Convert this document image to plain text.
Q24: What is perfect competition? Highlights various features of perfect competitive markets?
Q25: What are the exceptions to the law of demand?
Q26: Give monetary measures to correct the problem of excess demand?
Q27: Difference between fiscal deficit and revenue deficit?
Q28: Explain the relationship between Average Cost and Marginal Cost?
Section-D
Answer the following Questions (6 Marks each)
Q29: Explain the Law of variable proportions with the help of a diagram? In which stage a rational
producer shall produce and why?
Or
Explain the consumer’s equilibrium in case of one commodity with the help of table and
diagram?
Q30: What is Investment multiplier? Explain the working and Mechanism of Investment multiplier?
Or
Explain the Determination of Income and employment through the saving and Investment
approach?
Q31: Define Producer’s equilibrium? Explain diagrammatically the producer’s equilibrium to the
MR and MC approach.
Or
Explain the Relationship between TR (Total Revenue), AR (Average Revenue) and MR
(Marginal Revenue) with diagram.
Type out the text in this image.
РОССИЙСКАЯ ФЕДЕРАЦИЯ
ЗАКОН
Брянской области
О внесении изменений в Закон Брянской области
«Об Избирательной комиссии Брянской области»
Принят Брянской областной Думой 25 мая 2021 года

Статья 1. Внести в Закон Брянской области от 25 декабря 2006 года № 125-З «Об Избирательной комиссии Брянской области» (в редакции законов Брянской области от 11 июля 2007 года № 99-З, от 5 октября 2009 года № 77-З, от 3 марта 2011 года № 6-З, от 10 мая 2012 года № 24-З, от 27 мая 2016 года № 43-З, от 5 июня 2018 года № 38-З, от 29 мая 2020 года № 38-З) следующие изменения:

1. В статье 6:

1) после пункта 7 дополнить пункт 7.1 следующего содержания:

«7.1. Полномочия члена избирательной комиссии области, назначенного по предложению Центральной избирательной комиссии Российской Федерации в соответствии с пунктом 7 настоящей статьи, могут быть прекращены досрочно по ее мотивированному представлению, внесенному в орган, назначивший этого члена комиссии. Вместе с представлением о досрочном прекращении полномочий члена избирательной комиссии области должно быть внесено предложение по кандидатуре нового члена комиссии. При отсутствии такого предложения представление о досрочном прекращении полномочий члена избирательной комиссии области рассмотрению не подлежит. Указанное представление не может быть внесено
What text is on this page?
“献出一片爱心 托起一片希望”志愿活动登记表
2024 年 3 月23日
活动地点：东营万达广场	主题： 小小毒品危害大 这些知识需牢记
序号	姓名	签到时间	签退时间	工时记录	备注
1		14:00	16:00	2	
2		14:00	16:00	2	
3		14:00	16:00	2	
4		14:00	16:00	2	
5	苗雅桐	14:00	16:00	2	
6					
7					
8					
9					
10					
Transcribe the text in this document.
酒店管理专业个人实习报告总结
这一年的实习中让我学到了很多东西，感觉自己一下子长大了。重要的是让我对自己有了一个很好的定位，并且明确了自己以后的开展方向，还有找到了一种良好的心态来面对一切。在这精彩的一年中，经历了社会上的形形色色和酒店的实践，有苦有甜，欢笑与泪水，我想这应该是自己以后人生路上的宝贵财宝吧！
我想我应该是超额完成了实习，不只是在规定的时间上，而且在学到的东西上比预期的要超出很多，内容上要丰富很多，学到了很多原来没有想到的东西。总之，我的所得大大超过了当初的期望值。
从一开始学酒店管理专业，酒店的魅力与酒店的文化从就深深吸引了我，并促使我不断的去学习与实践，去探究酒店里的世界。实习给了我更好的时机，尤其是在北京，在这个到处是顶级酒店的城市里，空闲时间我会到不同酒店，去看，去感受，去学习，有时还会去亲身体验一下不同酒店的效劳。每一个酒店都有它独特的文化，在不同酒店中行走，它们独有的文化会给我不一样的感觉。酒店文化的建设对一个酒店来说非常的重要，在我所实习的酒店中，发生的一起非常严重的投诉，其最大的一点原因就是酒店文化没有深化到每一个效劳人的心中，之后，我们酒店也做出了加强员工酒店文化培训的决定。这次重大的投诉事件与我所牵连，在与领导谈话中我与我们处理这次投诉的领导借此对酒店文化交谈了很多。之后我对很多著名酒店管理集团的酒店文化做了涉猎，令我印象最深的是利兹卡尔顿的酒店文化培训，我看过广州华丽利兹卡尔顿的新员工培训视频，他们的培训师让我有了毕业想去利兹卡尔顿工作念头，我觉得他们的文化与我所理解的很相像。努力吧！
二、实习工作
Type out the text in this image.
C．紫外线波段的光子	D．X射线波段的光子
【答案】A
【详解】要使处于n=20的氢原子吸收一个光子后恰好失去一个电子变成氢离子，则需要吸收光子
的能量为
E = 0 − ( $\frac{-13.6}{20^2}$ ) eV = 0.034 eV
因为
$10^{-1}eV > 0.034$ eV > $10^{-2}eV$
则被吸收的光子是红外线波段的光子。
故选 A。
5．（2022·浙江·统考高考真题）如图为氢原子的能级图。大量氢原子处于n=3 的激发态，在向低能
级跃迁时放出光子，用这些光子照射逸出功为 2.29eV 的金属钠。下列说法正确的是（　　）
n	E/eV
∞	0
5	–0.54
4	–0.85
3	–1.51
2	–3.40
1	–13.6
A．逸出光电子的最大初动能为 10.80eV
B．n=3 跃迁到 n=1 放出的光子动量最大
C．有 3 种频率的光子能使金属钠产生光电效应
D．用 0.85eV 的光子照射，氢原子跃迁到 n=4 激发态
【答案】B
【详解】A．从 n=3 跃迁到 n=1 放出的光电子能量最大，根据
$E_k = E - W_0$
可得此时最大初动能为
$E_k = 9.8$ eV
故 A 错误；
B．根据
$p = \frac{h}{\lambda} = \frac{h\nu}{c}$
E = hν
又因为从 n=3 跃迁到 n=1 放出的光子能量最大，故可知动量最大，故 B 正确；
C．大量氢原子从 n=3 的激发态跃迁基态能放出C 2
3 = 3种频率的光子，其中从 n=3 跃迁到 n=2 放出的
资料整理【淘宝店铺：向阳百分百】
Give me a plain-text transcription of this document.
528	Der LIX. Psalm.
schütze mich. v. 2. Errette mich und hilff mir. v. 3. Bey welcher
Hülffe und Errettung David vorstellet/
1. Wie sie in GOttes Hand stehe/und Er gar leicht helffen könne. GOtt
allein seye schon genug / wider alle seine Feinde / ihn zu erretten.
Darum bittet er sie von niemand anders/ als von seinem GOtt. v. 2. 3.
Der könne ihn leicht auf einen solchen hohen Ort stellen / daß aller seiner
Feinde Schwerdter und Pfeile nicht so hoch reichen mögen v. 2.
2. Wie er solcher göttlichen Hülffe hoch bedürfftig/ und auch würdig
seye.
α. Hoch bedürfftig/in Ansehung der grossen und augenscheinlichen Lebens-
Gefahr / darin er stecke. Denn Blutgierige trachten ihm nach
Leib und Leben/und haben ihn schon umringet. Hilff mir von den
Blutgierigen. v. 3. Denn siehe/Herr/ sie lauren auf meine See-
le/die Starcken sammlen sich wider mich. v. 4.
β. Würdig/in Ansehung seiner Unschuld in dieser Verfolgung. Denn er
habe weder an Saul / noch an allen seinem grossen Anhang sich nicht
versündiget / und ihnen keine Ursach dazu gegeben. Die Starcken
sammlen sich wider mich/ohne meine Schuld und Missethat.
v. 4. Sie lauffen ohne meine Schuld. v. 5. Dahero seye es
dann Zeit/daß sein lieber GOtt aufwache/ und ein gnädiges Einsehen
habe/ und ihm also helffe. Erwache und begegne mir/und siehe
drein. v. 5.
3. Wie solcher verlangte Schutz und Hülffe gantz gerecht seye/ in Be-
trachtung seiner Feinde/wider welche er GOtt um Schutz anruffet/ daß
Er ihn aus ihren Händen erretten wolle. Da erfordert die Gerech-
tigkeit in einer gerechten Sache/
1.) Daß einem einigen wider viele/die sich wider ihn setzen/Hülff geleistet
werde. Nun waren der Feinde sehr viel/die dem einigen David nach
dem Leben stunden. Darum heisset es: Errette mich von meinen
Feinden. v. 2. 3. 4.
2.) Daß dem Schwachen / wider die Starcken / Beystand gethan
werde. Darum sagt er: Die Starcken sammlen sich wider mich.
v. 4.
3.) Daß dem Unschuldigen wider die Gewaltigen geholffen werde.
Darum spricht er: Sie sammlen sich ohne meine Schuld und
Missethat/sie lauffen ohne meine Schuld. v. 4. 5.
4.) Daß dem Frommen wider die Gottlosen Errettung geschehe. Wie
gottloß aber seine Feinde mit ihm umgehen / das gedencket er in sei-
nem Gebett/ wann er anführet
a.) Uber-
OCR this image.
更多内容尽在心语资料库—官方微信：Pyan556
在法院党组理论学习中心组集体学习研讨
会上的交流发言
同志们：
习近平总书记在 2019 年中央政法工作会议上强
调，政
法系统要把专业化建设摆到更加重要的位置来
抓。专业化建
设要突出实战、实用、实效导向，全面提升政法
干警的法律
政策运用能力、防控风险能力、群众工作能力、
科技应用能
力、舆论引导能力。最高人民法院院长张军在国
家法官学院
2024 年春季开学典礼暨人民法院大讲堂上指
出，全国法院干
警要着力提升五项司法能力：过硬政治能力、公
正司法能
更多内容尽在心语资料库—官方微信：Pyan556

■ WHAT THE TASK ASKS
Pick out the lines that have the word "text". Copy them all.

■ SOLUTION FOR THIS TASK
Convert this document image to plain text.
Type out the text in this image.
What text is on this page?
Transcribe the text in this document.
Type out the text in this image.
Give me a plain-text transcription of this document.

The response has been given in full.